Dataset items:
______
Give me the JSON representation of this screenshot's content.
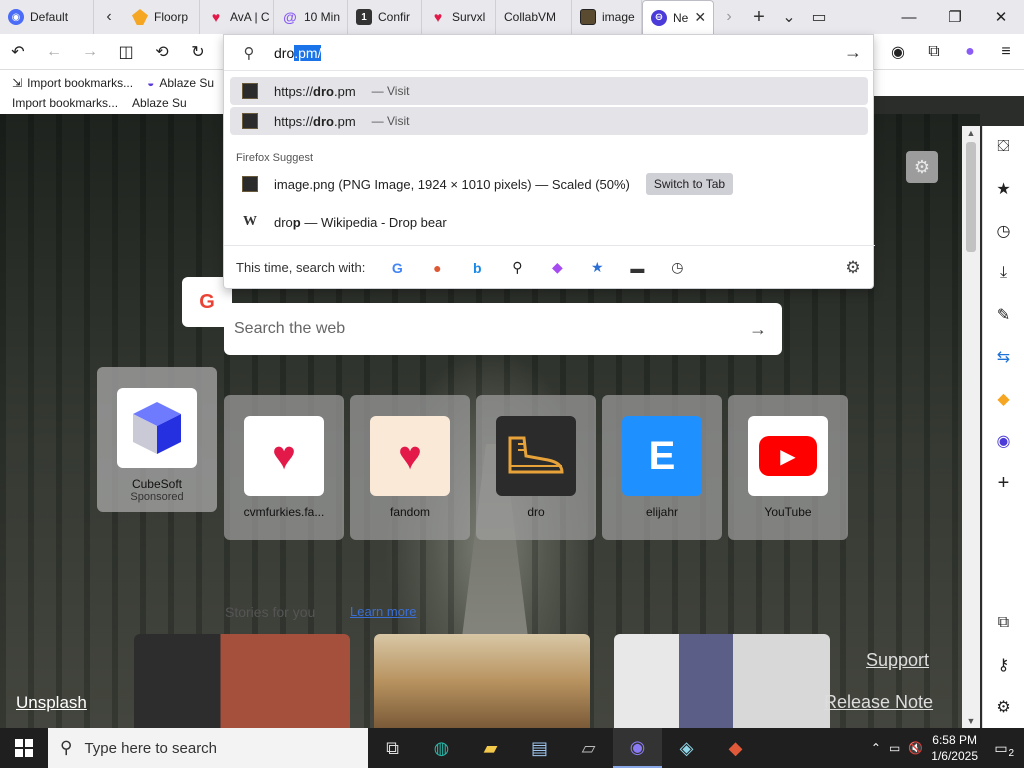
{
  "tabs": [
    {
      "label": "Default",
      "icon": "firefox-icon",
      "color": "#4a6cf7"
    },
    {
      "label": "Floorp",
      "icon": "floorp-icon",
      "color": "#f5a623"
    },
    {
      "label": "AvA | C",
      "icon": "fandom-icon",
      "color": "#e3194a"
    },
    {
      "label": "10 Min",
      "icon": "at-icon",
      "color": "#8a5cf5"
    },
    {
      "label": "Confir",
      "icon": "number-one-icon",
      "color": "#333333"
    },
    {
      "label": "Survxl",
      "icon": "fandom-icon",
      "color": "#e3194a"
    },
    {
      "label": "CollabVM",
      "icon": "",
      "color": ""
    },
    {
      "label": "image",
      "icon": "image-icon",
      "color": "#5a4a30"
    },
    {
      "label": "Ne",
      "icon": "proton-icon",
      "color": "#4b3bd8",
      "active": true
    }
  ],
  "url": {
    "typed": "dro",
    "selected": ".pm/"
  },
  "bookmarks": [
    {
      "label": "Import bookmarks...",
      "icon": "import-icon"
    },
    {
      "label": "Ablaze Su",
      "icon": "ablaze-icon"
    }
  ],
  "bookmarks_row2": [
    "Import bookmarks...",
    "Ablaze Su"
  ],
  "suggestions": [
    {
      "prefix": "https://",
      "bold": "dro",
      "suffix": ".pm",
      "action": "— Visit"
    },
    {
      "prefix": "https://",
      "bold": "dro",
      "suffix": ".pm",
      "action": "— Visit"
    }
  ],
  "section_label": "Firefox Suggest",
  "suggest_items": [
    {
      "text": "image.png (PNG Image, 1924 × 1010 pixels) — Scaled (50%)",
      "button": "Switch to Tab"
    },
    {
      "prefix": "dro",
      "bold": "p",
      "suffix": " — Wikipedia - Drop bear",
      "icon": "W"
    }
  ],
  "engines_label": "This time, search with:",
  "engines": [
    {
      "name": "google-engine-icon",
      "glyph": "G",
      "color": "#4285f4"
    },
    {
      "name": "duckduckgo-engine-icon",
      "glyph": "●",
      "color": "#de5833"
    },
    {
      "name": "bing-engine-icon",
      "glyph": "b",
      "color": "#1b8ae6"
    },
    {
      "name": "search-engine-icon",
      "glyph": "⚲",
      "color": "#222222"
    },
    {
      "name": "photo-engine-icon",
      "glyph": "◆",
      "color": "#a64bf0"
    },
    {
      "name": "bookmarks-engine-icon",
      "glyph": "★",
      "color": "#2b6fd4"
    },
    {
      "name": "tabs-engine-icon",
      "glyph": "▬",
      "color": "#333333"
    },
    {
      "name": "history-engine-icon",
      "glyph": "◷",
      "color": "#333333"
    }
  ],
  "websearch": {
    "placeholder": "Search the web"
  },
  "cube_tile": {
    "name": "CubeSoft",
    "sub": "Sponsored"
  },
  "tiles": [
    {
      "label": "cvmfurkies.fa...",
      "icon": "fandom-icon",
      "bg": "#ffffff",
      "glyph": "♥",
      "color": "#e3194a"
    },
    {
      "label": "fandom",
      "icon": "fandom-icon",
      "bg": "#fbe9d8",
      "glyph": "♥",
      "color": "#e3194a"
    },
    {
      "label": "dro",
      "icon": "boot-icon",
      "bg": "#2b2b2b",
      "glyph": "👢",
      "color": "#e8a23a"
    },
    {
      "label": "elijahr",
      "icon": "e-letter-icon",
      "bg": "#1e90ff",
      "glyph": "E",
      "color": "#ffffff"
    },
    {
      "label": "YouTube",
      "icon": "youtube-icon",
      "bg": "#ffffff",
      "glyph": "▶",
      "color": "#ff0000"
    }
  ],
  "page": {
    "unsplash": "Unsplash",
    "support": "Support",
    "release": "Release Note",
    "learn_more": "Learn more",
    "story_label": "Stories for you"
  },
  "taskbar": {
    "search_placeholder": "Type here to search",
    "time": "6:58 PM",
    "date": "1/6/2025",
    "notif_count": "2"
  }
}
______
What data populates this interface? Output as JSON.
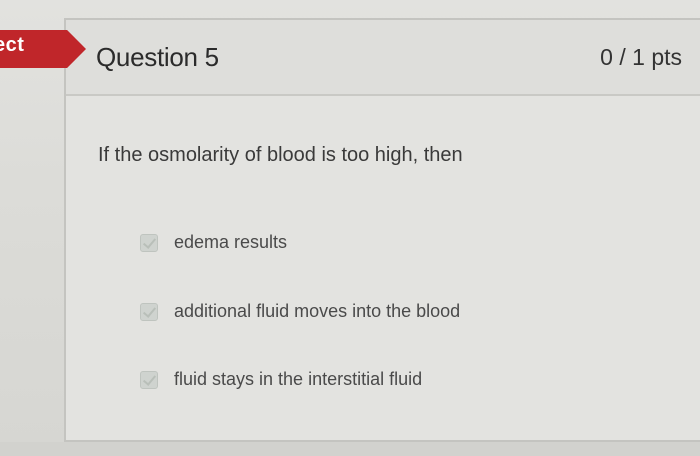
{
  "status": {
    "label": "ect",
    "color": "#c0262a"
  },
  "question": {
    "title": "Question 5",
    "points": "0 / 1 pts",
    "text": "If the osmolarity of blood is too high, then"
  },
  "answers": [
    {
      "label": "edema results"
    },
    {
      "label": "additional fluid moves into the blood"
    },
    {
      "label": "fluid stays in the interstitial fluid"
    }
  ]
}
______
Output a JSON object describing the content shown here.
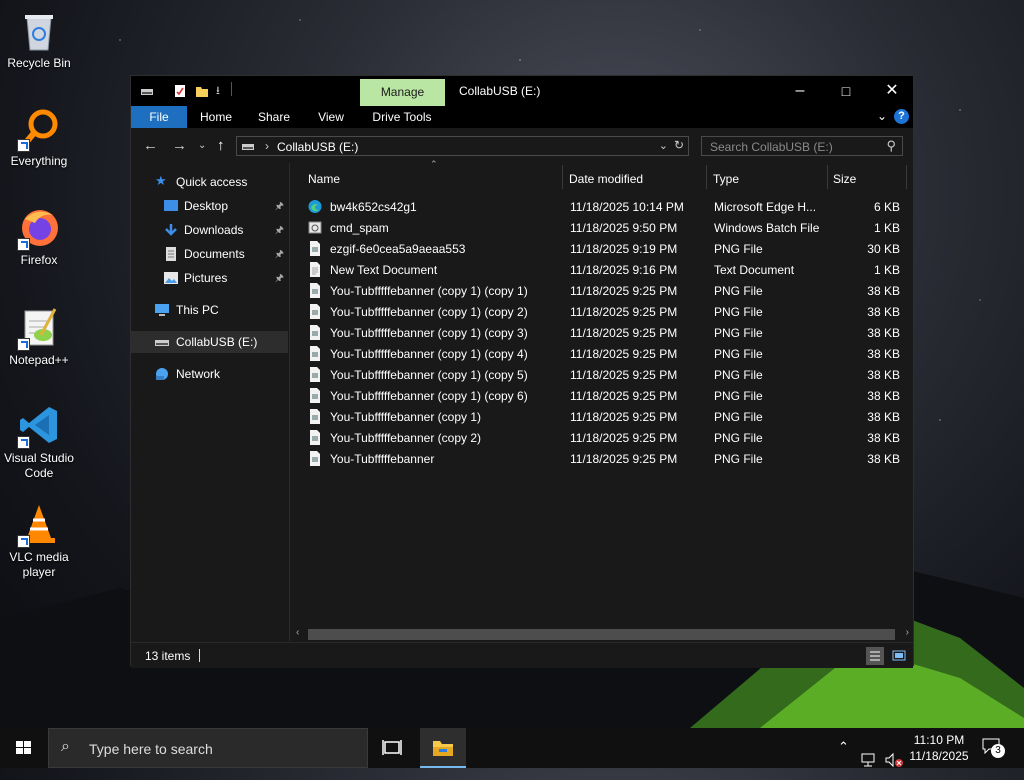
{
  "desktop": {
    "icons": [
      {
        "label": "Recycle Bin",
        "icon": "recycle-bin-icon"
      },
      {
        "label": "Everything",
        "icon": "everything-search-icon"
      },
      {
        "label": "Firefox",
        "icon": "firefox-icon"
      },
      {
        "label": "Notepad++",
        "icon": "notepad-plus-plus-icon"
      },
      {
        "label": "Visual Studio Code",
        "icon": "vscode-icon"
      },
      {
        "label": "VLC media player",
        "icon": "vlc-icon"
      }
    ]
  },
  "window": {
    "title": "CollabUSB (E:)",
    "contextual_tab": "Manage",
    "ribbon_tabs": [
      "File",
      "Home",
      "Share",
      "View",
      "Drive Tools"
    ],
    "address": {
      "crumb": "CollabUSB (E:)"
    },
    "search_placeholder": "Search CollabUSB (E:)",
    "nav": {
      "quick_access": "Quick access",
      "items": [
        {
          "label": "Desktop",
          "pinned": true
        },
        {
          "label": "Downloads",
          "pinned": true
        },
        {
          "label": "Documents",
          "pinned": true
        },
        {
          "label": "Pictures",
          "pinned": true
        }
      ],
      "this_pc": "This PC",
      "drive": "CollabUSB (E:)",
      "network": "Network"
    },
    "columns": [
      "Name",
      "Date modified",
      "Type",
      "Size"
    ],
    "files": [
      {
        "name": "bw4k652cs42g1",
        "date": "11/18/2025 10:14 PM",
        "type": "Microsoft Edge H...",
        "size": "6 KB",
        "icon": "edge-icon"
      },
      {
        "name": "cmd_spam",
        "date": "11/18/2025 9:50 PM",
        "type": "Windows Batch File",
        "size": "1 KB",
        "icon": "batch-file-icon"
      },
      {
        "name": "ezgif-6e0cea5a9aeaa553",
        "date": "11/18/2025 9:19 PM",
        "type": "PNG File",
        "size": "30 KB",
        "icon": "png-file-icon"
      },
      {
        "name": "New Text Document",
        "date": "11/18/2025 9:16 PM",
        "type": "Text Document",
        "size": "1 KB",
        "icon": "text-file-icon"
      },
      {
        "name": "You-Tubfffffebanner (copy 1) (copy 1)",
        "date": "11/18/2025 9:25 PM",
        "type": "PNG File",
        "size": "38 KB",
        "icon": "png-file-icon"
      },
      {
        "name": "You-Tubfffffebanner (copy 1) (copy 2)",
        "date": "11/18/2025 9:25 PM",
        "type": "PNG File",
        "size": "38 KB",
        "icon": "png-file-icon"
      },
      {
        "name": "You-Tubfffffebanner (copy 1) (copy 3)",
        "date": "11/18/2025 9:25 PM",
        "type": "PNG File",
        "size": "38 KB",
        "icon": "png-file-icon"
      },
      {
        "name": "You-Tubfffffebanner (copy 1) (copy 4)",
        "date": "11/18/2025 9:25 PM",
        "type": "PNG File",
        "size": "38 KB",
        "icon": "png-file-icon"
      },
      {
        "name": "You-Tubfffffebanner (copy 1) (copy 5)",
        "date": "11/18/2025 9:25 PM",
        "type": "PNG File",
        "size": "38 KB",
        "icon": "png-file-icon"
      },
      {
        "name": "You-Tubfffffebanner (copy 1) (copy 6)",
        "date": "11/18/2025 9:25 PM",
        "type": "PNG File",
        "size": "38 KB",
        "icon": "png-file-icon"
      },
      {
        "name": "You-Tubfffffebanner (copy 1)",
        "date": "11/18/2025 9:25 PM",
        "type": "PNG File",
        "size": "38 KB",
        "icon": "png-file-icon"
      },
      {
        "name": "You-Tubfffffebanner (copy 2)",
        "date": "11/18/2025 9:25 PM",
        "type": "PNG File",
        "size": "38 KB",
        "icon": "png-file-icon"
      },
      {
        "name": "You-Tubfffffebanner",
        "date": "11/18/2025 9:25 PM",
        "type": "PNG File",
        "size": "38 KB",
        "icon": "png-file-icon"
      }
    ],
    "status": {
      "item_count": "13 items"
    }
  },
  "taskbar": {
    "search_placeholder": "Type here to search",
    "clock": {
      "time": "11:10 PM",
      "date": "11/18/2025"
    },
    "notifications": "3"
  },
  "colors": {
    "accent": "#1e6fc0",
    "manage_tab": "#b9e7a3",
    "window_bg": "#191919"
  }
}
______
• _Directive_: Show the lines of the material that contain the word "blood".

• _The completed task_:
    "text": "If the osmolarity of blood is too high, then"
      "label": "additional fluid moves into the blood"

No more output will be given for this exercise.